* Element and region data *
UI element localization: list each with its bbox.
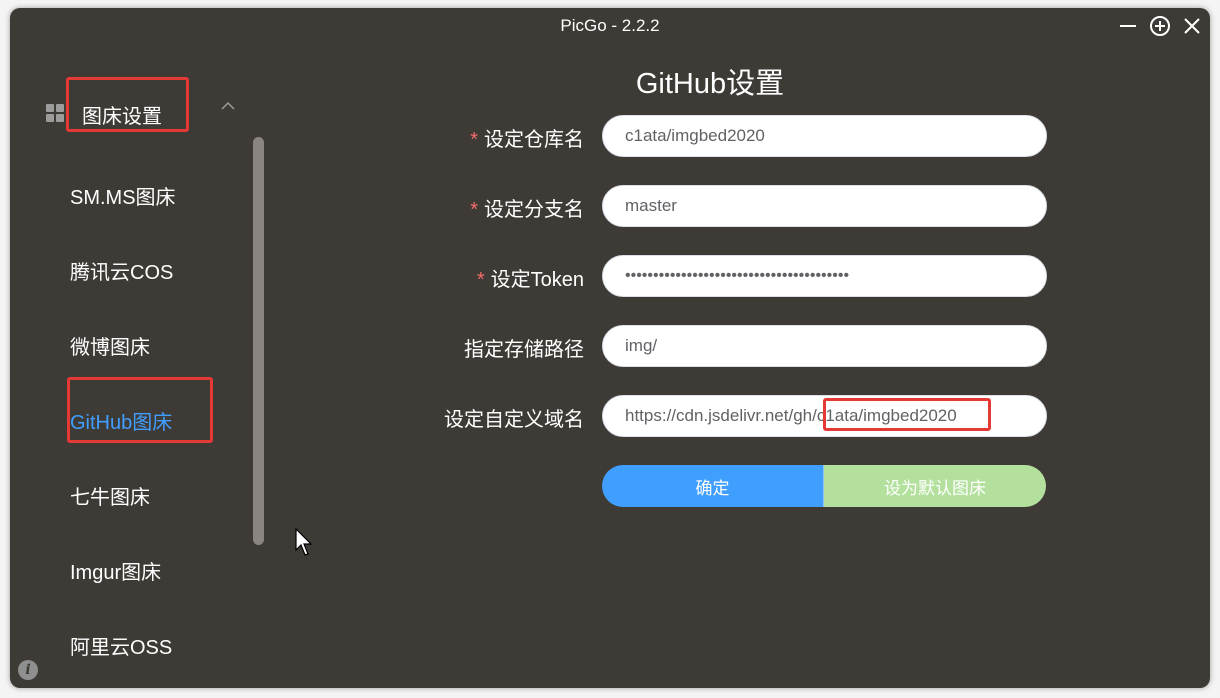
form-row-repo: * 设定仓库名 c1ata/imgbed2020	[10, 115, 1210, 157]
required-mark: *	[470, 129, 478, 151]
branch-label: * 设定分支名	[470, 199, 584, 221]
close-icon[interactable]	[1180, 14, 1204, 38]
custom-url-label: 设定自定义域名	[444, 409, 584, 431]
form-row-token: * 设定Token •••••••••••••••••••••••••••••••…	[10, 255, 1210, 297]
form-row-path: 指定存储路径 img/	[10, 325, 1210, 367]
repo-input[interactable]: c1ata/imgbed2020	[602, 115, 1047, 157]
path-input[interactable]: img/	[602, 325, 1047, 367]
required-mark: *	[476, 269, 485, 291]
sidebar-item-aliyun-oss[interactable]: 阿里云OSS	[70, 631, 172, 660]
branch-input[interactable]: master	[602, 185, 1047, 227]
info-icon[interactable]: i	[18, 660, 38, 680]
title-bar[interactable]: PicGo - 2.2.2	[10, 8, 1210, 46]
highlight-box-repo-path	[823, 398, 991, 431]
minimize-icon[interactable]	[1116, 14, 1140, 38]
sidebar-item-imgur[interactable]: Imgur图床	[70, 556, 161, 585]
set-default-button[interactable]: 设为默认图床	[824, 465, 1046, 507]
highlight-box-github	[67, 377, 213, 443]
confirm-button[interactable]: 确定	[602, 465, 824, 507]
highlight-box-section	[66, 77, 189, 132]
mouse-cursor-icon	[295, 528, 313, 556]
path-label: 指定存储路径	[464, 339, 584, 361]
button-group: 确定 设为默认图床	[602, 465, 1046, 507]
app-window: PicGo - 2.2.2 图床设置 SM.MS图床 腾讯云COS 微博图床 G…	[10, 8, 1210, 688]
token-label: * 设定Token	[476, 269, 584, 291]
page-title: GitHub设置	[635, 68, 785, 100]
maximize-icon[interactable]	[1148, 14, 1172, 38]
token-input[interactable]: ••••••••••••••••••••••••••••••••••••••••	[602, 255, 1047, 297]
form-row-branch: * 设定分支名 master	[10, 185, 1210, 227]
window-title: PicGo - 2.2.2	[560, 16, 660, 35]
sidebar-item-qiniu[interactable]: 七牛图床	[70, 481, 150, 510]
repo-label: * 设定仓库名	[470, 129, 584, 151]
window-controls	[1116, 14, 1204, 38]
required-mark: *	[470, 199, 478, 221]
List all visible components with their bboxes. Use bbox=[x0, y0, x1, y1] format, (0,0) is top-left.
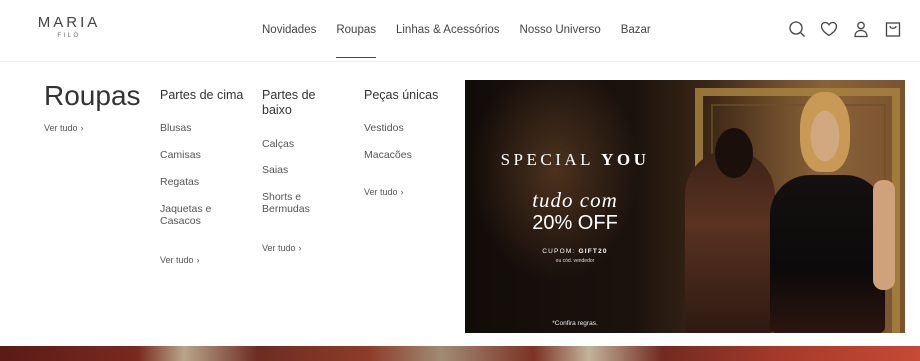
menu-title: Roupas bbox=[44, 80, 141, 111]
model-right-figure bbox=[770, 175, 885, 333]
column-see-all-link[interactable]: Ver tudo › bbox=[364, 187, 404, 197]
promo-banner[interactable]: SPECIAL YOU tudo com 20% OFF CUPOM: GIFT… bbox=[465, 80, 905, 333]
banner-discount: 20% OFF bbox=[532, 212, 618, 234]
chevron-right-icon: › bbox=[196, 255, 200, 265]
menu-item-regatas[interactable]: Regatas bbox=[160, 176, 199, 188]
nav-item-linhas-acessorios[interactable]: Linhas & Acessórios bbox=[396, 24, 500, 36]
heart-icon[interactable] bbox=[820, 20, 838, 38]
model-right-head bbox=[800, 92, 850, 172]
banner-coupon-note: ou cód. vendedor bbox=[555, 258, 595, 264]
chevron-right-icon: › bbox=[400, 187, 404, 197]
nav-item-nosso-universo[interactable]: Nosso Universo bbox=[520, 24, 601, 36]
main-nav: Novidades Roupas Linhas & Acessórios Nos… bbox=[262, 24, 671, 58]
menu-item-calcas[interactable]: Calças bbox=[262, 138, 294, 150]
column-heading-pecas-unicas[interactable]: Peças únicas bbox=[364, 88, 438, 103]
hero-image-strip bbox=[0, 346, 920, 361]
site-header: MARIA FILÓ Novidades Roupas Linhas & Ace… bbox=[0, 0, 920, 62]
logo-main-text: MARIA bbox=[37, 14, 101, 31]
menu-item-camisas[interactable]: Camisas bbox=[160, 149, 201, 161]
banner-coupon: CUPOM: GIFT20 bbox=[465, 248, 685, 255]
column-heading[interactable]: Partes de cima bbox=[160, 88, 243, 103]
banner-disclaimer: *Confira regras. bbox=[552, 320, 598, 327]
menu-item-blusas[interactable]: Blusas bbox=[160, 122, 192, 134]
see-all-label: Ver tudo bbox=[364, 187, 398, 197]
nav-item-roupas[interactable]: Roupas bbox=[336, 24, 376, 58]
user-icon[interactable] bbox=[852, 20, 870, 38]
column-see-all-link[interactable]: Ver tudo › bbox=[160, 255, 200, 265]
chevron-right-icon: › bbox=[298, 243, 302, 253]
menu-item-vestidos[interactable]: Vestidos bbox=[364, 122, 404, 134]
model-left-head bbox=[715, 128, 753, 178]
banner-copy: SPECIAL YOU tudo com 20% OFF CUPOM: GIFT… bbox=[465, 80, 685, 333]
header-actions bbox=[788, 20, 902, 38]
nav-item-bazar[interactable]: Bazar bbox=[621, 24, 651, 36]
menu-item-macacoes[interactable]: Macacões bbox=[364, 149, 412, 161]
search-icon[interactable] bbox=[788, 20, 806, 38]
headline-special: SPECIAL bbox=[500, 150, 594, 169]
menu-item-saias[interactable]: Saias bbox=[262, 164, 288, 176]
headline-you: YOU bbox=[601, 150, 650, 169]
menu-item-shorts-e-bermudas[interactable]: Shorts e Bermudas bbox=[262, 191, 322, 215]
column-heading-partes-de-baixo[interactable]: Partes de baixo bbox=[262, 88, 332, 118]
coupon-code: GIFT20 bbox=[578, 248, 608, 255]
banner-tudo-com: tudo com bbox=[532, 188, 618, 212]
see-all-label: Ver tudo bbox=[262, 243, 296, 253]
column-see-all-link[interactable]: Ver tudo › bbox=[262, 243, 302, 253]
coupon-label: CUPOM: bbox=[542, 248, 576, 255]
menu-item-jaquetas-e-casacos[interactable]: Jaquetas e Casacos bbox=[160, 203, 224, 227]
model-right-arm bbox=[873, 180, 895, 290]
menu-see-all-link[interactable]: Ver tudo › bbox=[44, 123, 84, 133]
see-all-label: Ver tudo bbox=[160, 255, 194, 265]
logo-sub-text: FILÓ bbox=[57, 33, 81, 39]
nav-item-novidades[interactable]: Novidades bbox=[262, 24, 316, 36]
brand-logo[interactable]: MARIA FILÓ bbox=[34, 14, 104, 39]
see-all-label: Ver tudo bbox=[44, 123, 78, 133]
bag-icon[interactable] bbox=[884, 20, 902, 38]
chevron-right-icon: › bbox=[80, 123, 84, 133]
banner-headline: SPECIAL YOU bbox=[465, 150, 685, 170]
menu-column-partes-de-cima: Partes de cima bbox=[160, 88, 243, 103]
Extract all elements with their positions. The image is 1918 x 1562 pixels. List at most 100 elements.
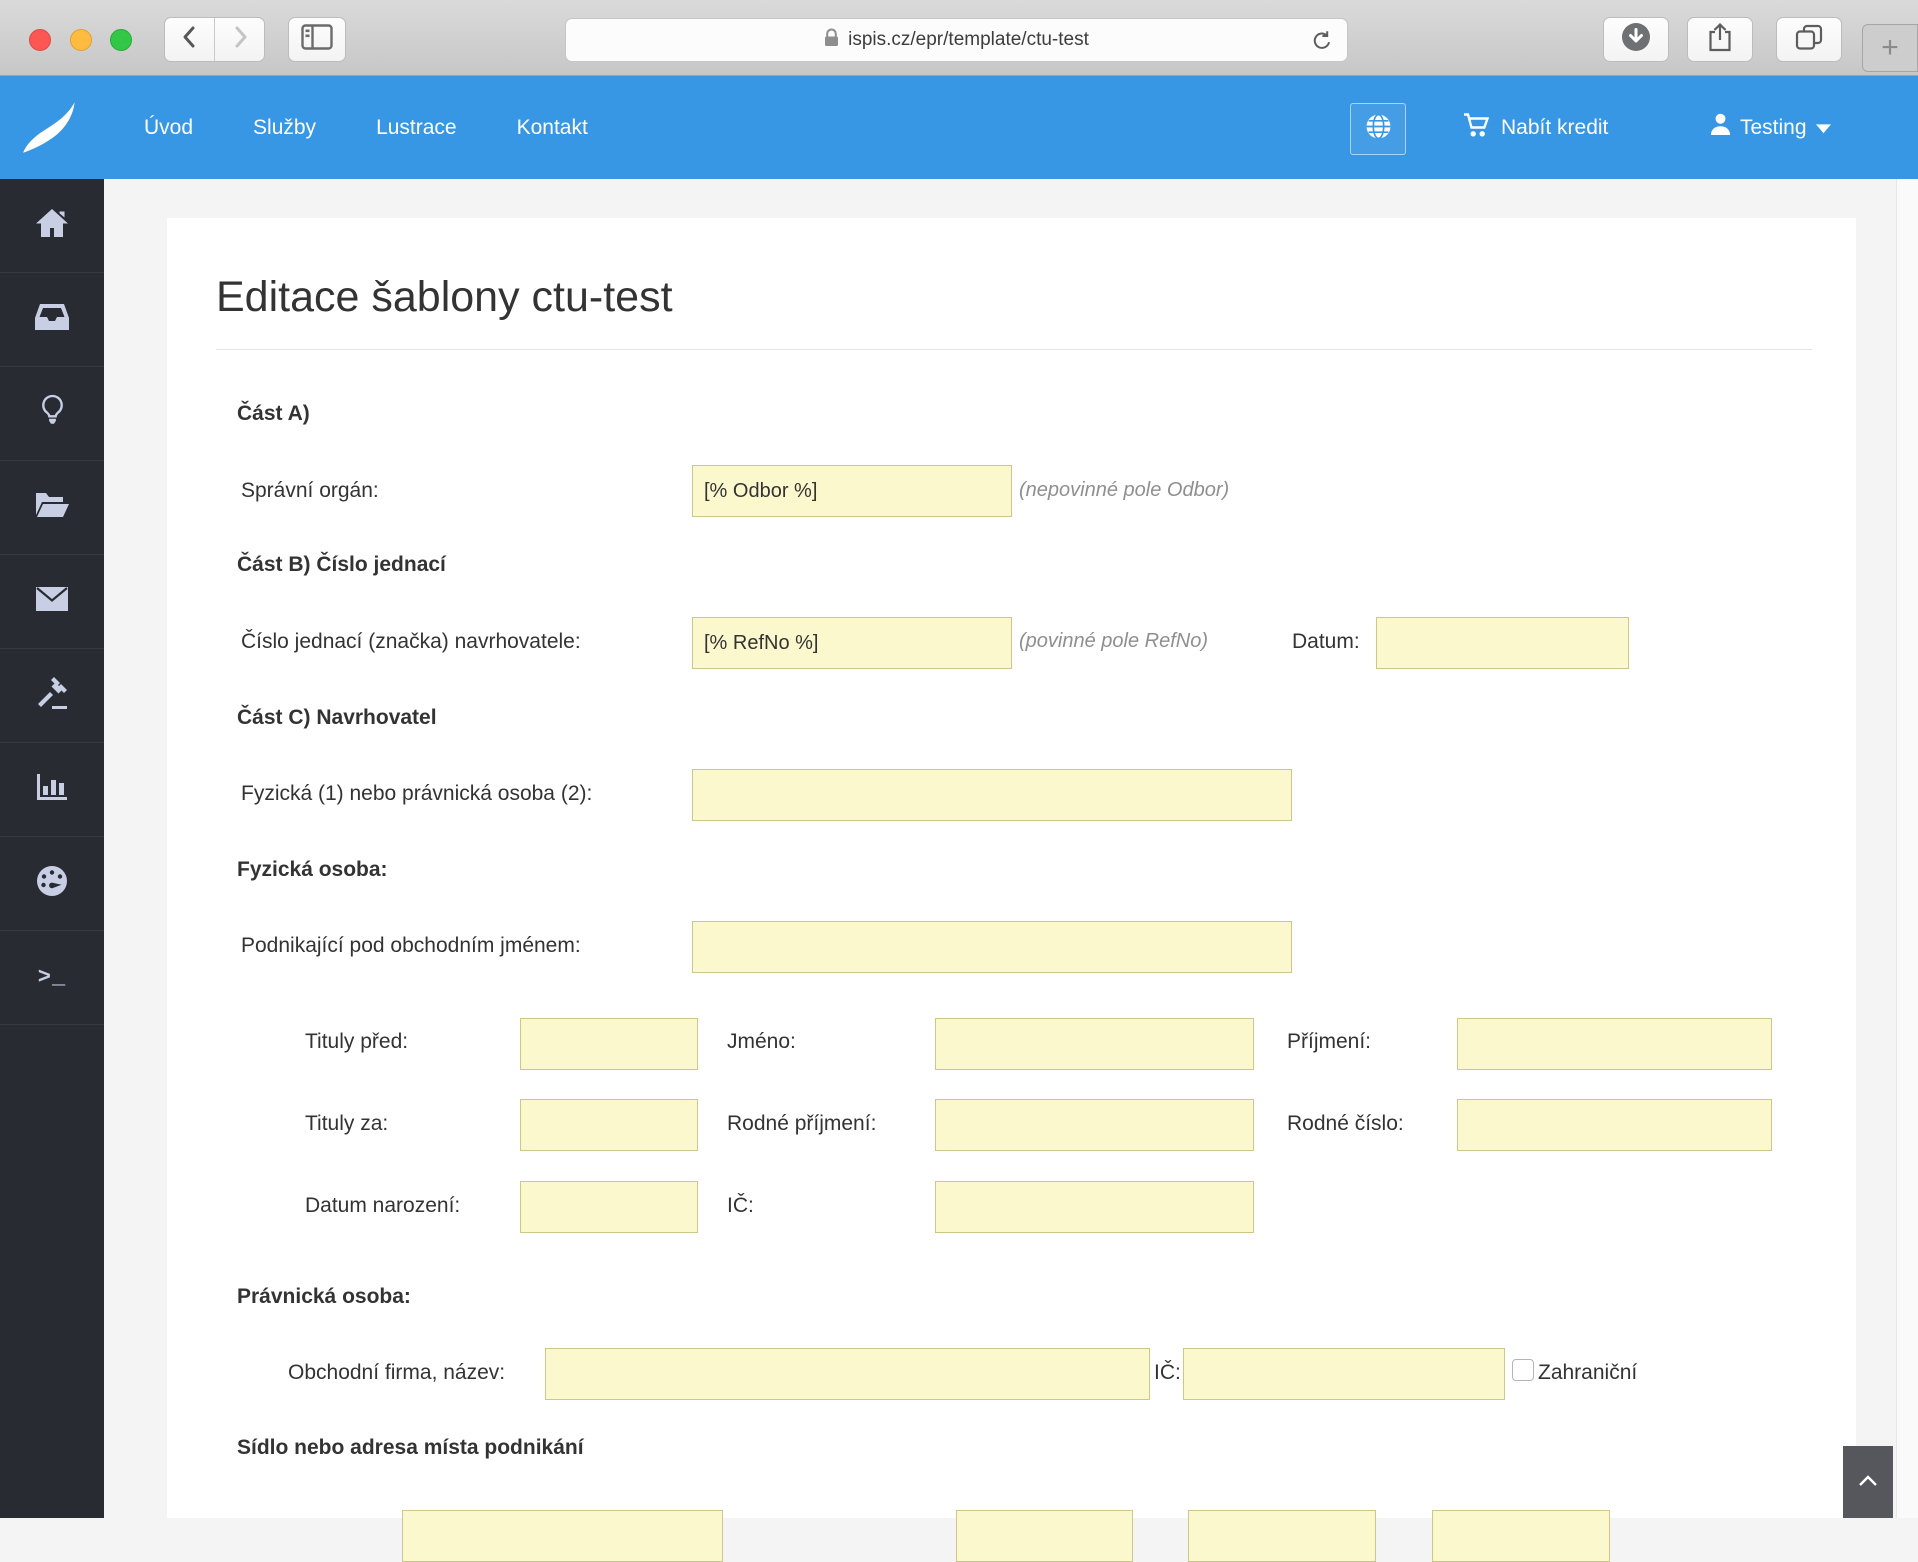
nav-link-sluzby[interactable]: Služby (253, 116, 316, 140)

* TASK BRIEF *
Which lines above contain the string "设定仓库名"? Pull out each of them.

* TASK RESPONSE *
form-row-repo: * 设定仓库名 c1ata/imgbed2020	[10, 115, 1210, 157]
repo-label: * 设定仓库名	[470, 129, 584, 151]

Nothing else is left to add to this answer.